- **GOAL**: Your task is to give the listing below back word for word, pictures excluded.

= = = = =

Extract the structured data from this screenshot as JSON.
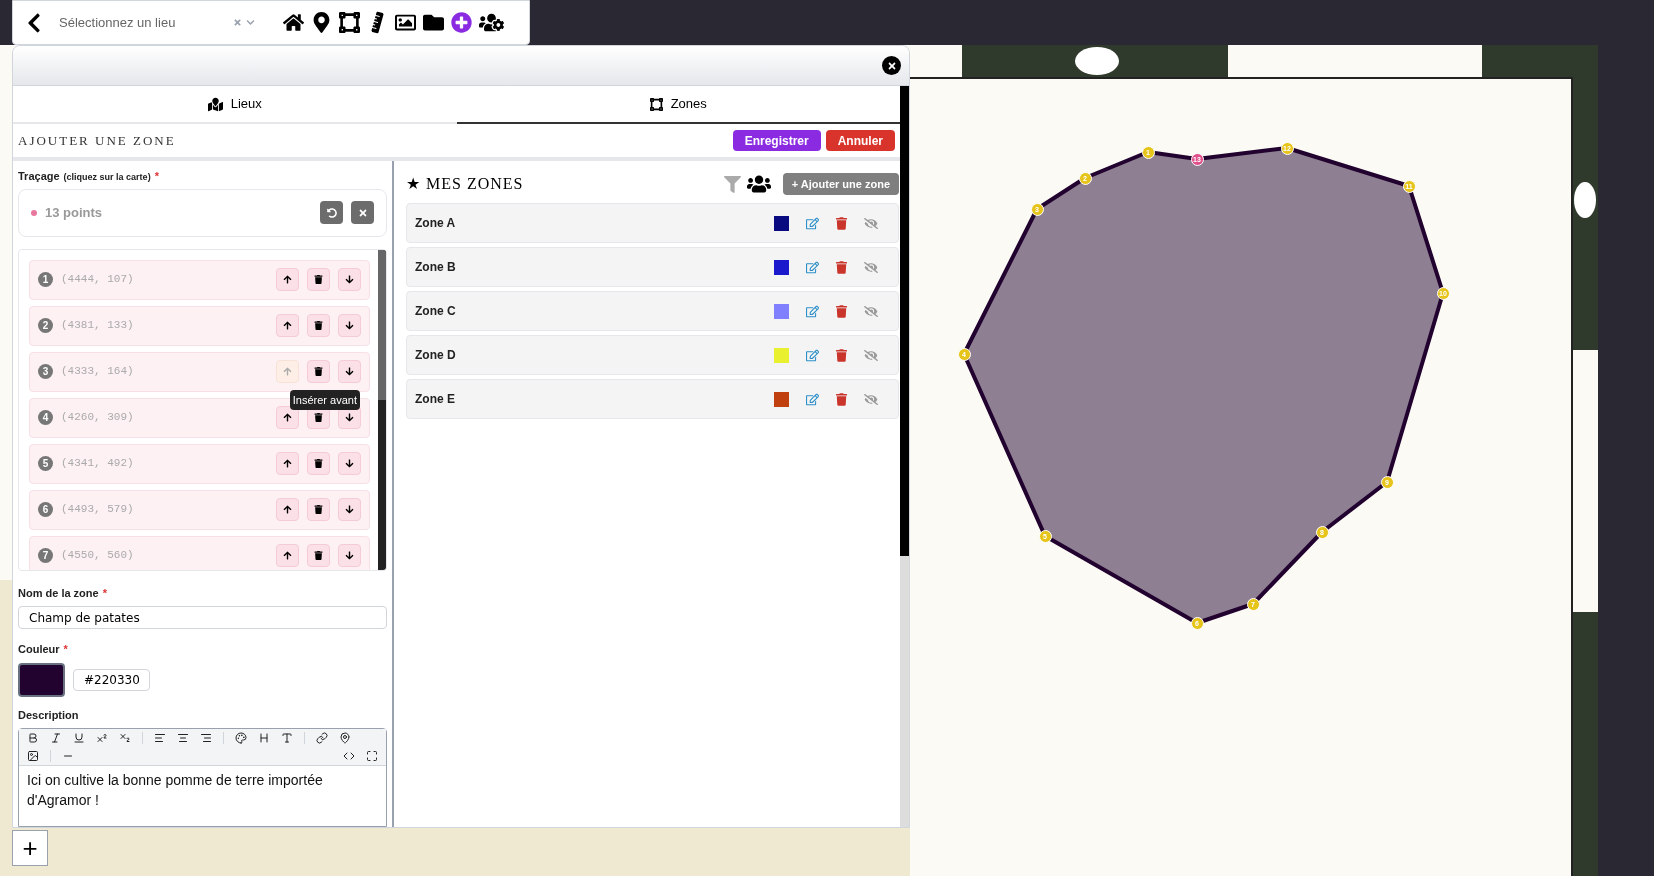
{
  "top_bar": {
    "place_select": {
      "placeholder": "Sélectionnez un lieu"
    },
    "tools": [
      {
        "kind": "home"
      },
      {
        "kind": "pin"
      },
      {
        "kind": "zone"
      },
      {
        "kind": "ruler"
      },
      {
        "kind": "image"
      },
      {
        "kind": "folder"
      },
      {
        "kind": "add"
      },
      {
        "kind": "users"
      }
    ]
  },
  "panel": {
    "tabs": [
      {
        "label": "Lieux",
        "kind": "places",
        "selected": false
      },
      {
        "label": "Zones",
        "kind": "zones",
        "selected": true
      }
    ],
    "form_title": "AJOUTER UNE ZONE",
    "actions": [
      {
        "label": "Enregistrer",
        "kind": "primary"
      },
      {
        "label": "Annuler",
        "kind": "danger"
      }
    ],
    "tracing": {
      "label": "Traçage",
      "hint": "(cliquez sur la carte)",
      "required": "*",
      "count": "13 points"
    },
    "points": {
      "tooltip": "Insérer avant",
      "items": [
        {
          "number": "1",
          "coords": "(4444, 107)",
          "hovered": false
        },
        {
          "number": "2",
          "coords": "(4381, 133)",
          "hovered": false
        },
        {
          "number": "3",
          "coords": "(4333, 164)",
          "hovered": true
        },
        {
          "number": "4",
          "coords": "(4260, 309)",
          "hovered": false
        },
        {
          "number": "5",
          "coords": "(4341, 492)",
          "hovered": false
        },
        {
          "number": "6",
          "coords": "(4493, 579)",
          "hovered": false
        },
        {
          "number": "7",
          "coords": "(4550, 560)",
          "hovered": false
        }
      ]
    },
    "name_field": {
      "label": "Nom de la zone",
      "required": "*",
      "value": "Champ de patates"
    },
    "color_field": {
      "label": "Couleur",
      "required": "*",
      "value": "#220330"
    },
    "description": {
      "label": "Description",
      "value": "Ici on cultive la bonne pomme de terre importée d'Agramor !"
    },
    "zones": {
      "title": "★ MES ZONES",
      "add_button": "+ Ajouter une zone",
      "items": [
        {
          "name": "Zone A",
          "color": "#0a0a80"
        },
        {
          "name": "Zone B",
          "color": "#1a1acc"
        },
        {
          "name": "Zone C",
          "color": "#8080ff"
        },
        {
          "name": "Zone D",
          "color": "#e8f030"
        },
        {
          "name": "Zone E",
          "color": "#c04010"
        }
      ]
    }
  },
  "map": {
    "zoom_in": "+",
    "markers": [
      {
        "label": "1",
        "selected": false
      },
      {
        "label": "2",
        "selected": false
      },
      {
        "label": "3",
        "selected": false
      },
      {
        "label": "4",
        "selected": false
      },
      {
        "label": "5",
        "selected": false
      },
      {
        "label": "6",
        "selected": false
      },
      {
        "label": "7",
        "selected": false
      },
      {
        "label": "8",
        "selected": false
      },
      {
        "label": "9",
        "selected": false
      },
      {
        "label": "10",
        "selected": false
      },
      {
        "label": "11",
        "selected": false
      },
      {
        "label": "12",
        "selected": false
      },
      {
        "label": "13",
        "selected": true
      }
    ]
  }
}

= = = = =

- **ANSWER TO THIS PROBLEM**:
Extract the structured data from this screenshot as JSON.
{
  "top_bar": {
    "place_select": {
      "placeholder": "Sélectionnez un lieu"
    },
    "tools": [
      {
        "kind": "home"
      },
      {
        "kind": "pin"
      },
      {
        "kind": "zone"
      },
      {
        "kind": "ruler"
      },
      {
        "kind": "image"
      },
      {
        "kind": "folder"
      },
      {
        "kind": "add"
      },
      {
        "kind": "users"
      }
    ]
  },
  "panel": {
    "tabs": [
      {
        "label": "Lieux",
        "kind": "places",
        "selected": false
      },
      {
        "label": "Zones",
        "kind": "zones",
        "selected": true
      }
    ],
    "form_title": "AJOUTER UNE ZONE",
    "actions": [
      {
        "label": "Enregistrer",
        "kind": "primary"
      },
      {
        "label": "Annuler",
        "kind": "danger"
      }
    ],
    "tracing": {
      "label": "Traçage",
      "hint": "(cliquez sur la carte)",
      "required": "*",
      "count": "13 points"
    },
    "points": {
      "tooltip": "Insérer avant",
      "items": [
        {
          "number": "1",
          "coords": "(4444, 107)",
          "hovered": false
        },
        {
          "number": "2",
          "coords": "(4381, 133)",
          "hovered": false
        },
        {
          "number": "3",
          "coords": "(4333, 164)",
          "hovered": true
        },
        {
          "number": "4",
          "coords": "(4260, 309)",
          "hovered": false
        },
        {
          "number": "5",
          "coords": "(4341, 492)",
          "hovered": false
        },
        {
          "number": "6",
          "coords": "(4493, 579)",
          "hovered": false
        },
        {
          "number": "7",
          "coords": "(4550, 560)",
          "hovered": false
        }
      ]
    },
    "name_field": {
      "label": "Nom de la zone",
      "required": "*",
      "value": "Champ de patates"
    },
    "color_field": {
      "label": "Couleur",
      "required": "*",
      "value": "#220330"
    },
    "description": {
      "label": "Description",
      "value": "Ici on cultive la bonne pomme de terre importée d'Agramor !"
    },
    "zones": {
      "title": "★ MES ZONES",
      "add_button": "+ Ajouter une zone",
      "items": [
        {
          "name": "Zone A",
          "color": "#0a0a80"
        },
        {
          "name": "Zone B",
          "color": "#1a1acc"
        },
        {
          "name": "Zone C",
          "color": "#8080ff"
        },
        {
          "name": "Zone D",
          "color": "#e8f030"
        },
        {
          "name": "Zone E",
          "color": "#c04010"
        }
      ]
    }
  },
  "map": {
    "zoom_in": "+",
    "markers": [
      {
        "label": "1",
        "selected": false
      },
      {
        "label": "2",
        "selected": false
      },
      {
        "label": "3",
        "selected": false
      },
      {
        "label": "4",
        "selected": false
      },
      {
        "label": "5",
        "selected": false
      },
      {
        "label": "6",
        "selected": false
      },
      {
        "label": "7",
        "selected": false
      },
      {
        "label": "8",
        "selected": false
      },
      {
        "label": "9",
        "selected": false
      },
      {
        "label": "10",
        "selected": false
      },
      {
        "label": "11",
        "selected": false
      },
      {
        "label": "12",
        "selected": false
      },
      {
        "label": "13",
        "selected": true
      }
    ]
  }
}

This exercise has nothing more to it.